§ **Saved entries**

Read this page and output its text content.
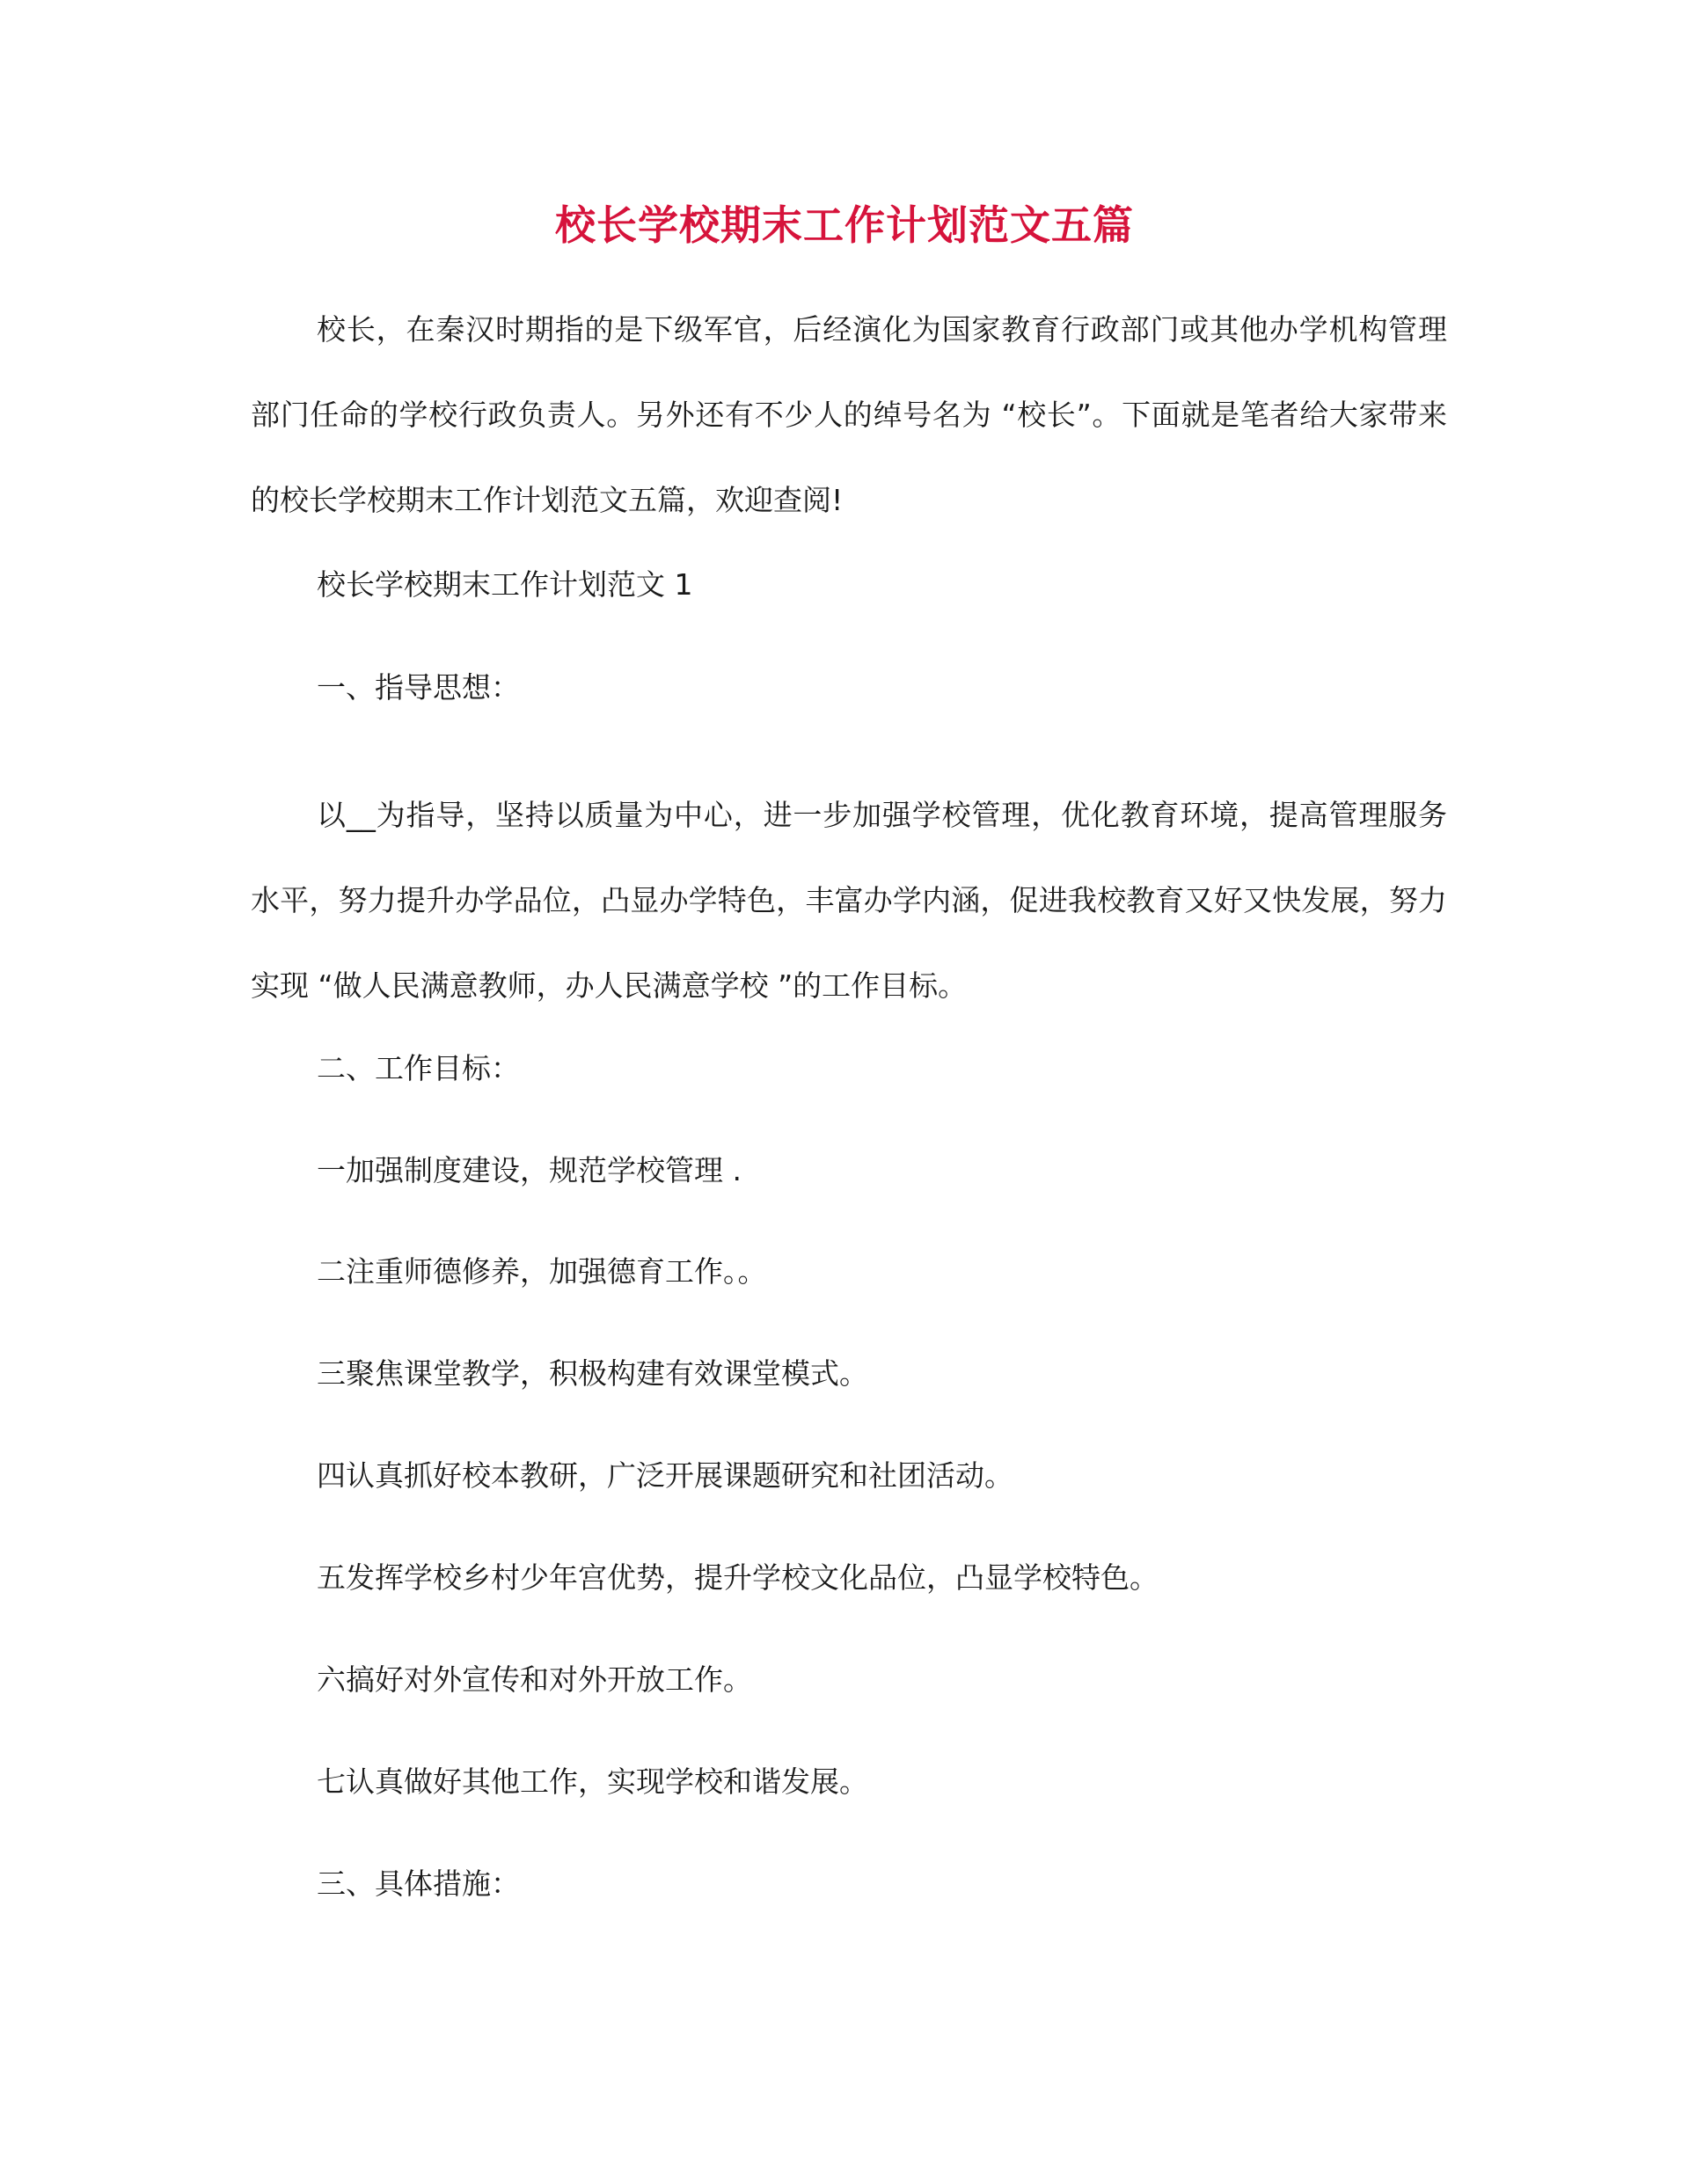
校长学校期末工作计划范文五篇
校长，在秦汉时期指的是下级军官，后经演化为国家教育行政部门或其他办学机构管理部门任命的学校行政负责人。另外还有不少人的绰号名为 “校长”。下面就是笔者给大家带来的校长学校期末工作计划范文五篇，欢迎查阅!
校长学校期末工作计划范文 1
一、指导思想：
以__为指导，坚持以质量为中心，进一步加强学校管理，优化教育环境，提高管理服务水平，努力提升办学品位，凸显办学特色，丰富办学内涵，促进我校教育又好又快发展，努力实现 “做人民满意教师，办人民满意学校 ”的工作目标。
二、工作目标：
一加强制度建设，规范学校管理 .
二注重师德修养，加强德育工作。。
三聚焦课堂教学，积极构建有效课堂模式。
四认真抓好校本教研，广泛开展课题研究和社团活动。
五发挥学校乡村少年宫优势，提升学校文化品位，凸显学校特色。
六搞好对外宣传和对外开放工作。
七认真做好其他工作，实现学校和谐发展。
三、具体措施：
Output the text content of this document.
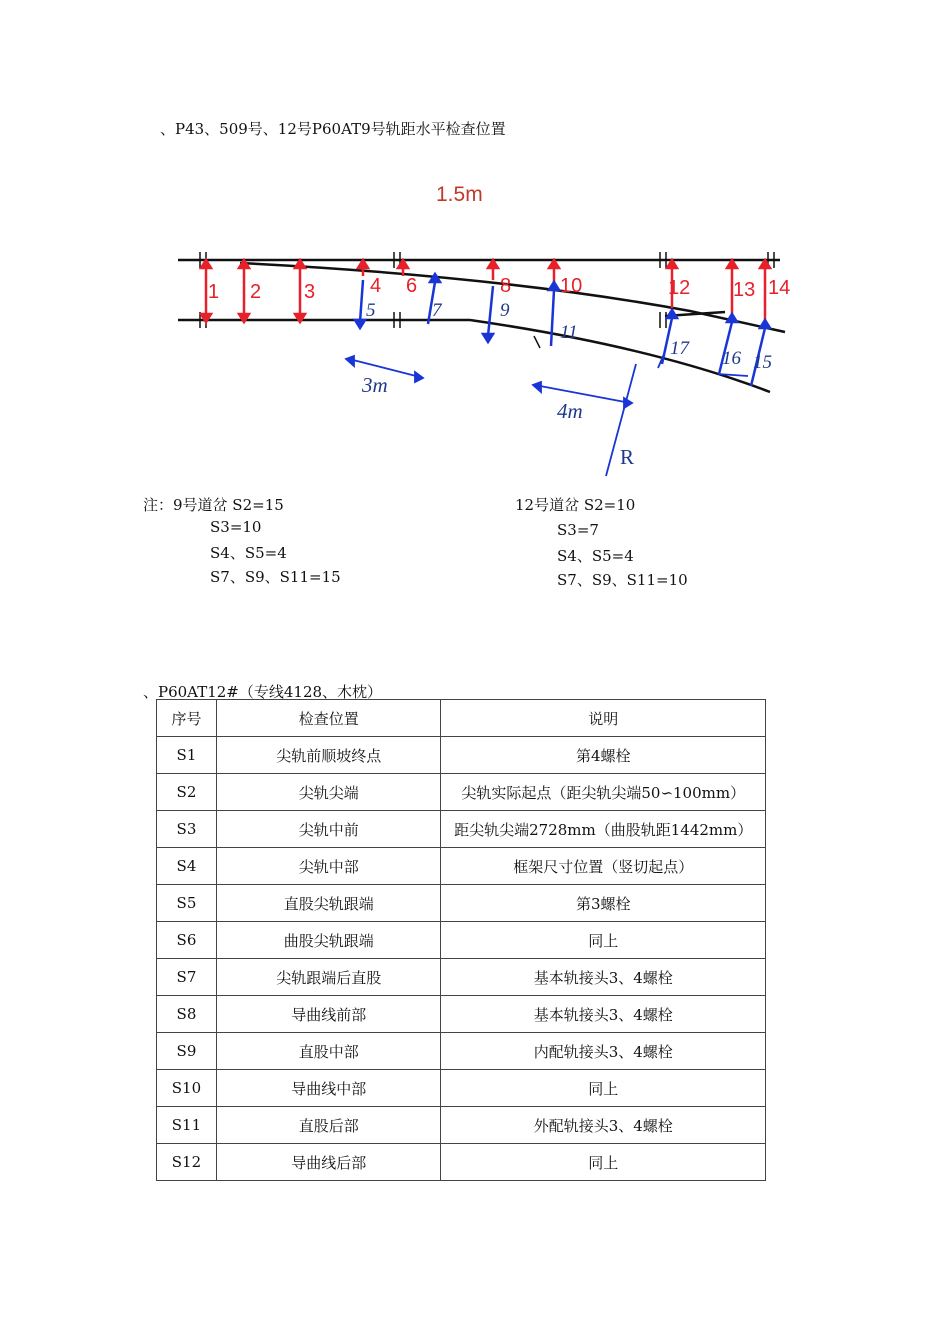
、P43、509号、12号P60AT9号轨距水平检查位置
1.5m
1 2 3	4 6	8 10	12 13 14
5	7	9
11
15
16
17
3m
4m
R
注：9号道岔 S2=15
S3=10
S4、S5=4
S7、S9、S11=15
12号道岔 S2=10
S3=7
S4、S5=4
S7、S9、S11=10
、P60AT12#（专线4128、木枕）
序号	检查位置	说明
S1	尖轨前顺坡终点	第4螺栓
S2	尖轨尖端	尖轨实际起点（距尖轨尖端50∽100mm）
S3	尖轨中前	距尖轨尖端2728mm（曲股轨距1442mm）
S4	尖轨中部	框架尺寸位置（竖切起点）
S5	直股尖轨跟端	第3螺栓
S6	曲股尖轨跟端	同上
S7	尖轨跟端后直股	基本轨接头3、4螺栓
S8	导曲线前部	基本轨接头3、4螺栓
S9	直股中部	内配轨接头3、4螺栓
S10	导曲线中部	同上
S11	直股后部	外配轨接头3、4螺栓
S12	导曲线后部	同上
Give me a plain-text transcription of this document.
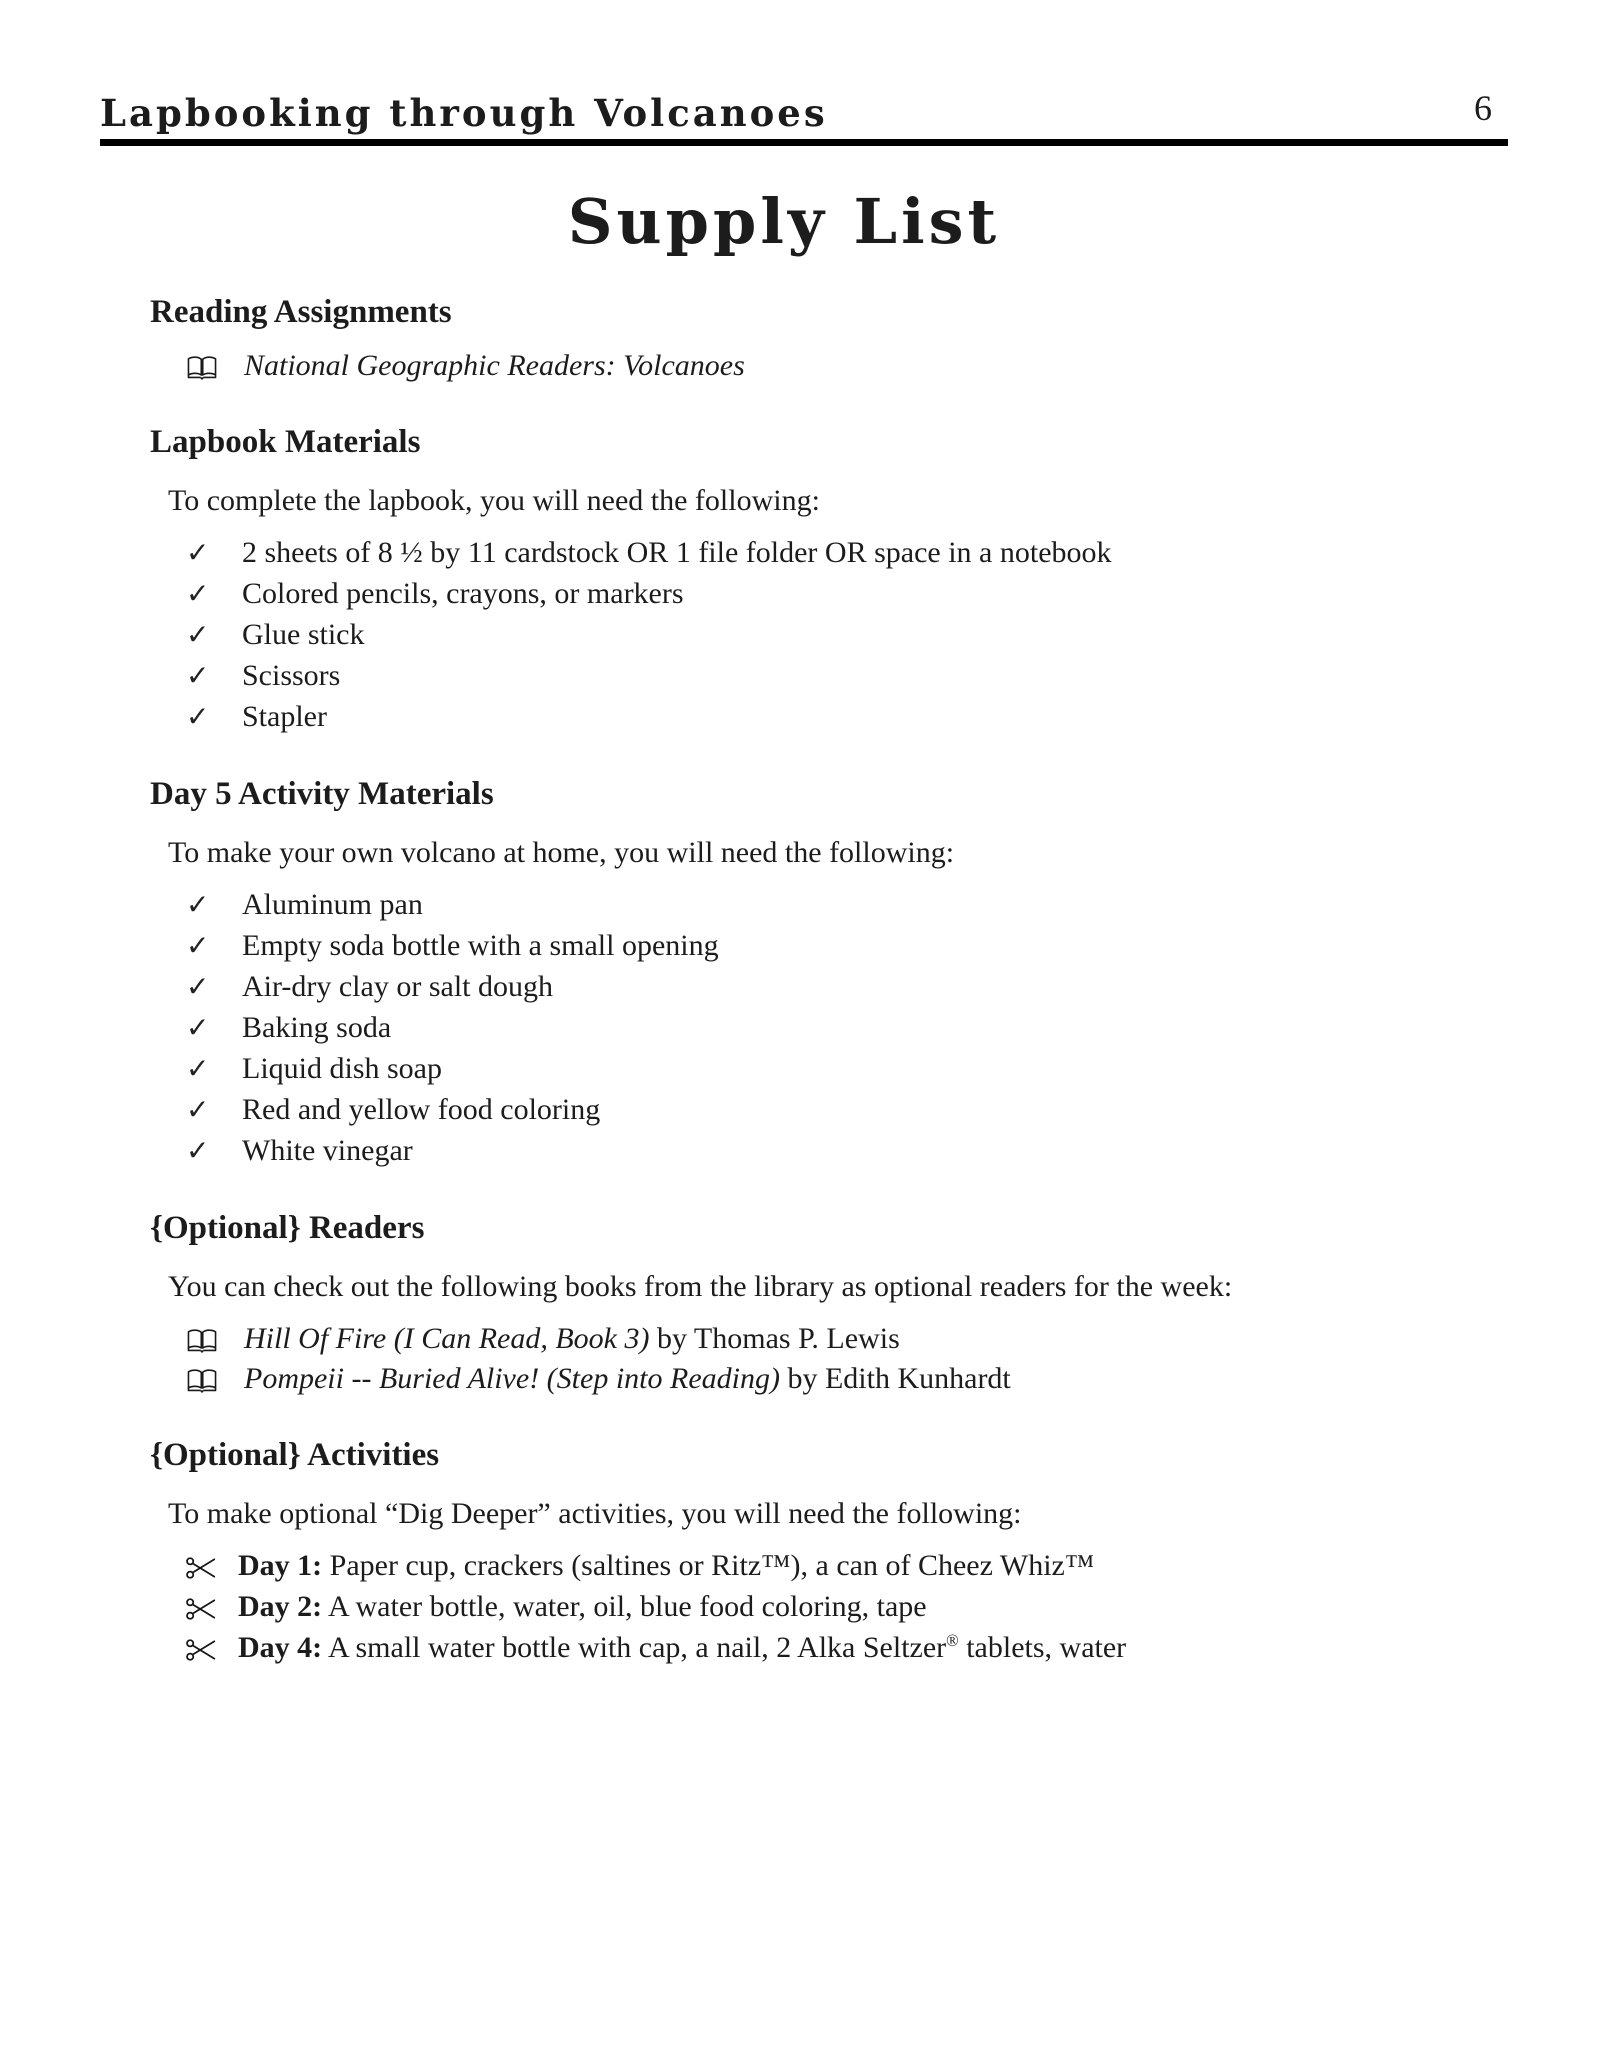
Lapbooking through Volcanoes	6
Supply List
Reading Assignments
National Geographic Readers: Volcanoes
Lapbook Materials

To complete the lapbook, you will need the following:

✓	2 sheets of 8 ½ by 11 cardstock OR 1 file folder OR space in a notebook
✓	Colored pencils, crayons, or markers
✓	Glue stick
✓	Scissors
✓	Stapler
Day 5 Activity Materials

To make your own volcano at home, you will need the following:

✓	Aluminum pan
✓	Empty soda bottle with a small opening
✓	Air-dry clay or salt dough
✓	Baking soda
✓	Liquid dish soap
✓	Red and yellow food coloring
✓	White vinegar
{Optional} Readers

You can check out the following books from the library as optional readers for the week:

Hill Of Fire (I Can Read, Book 3) by Thomas P. Lewis
Pompeii -- Buried Alive! (Step into Reading) by Edith Kunhardt
{Optional} Activities

To make optional “Dig Deeper” activities, you will need the following:

Day 1: Paper cup, crackers (saltines or Ritz™), a can of Cheez Whiz™
Day 2: A water bottle, water, oil, blue food coloring, tape
Day 4: A small water bottle with cap, a nail, 2 Alka Seltzer® tablets, water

§ **EXERCISE GOAL**
In the listing above, find each line with the word "small" and copy it.

§ **OUTPUT OF THE EXERCISE**
✓	Empty soda bottle with a small opening
Day 4: A small water bottle with cap, a nail, 2 Alka Seltzer® tablets, water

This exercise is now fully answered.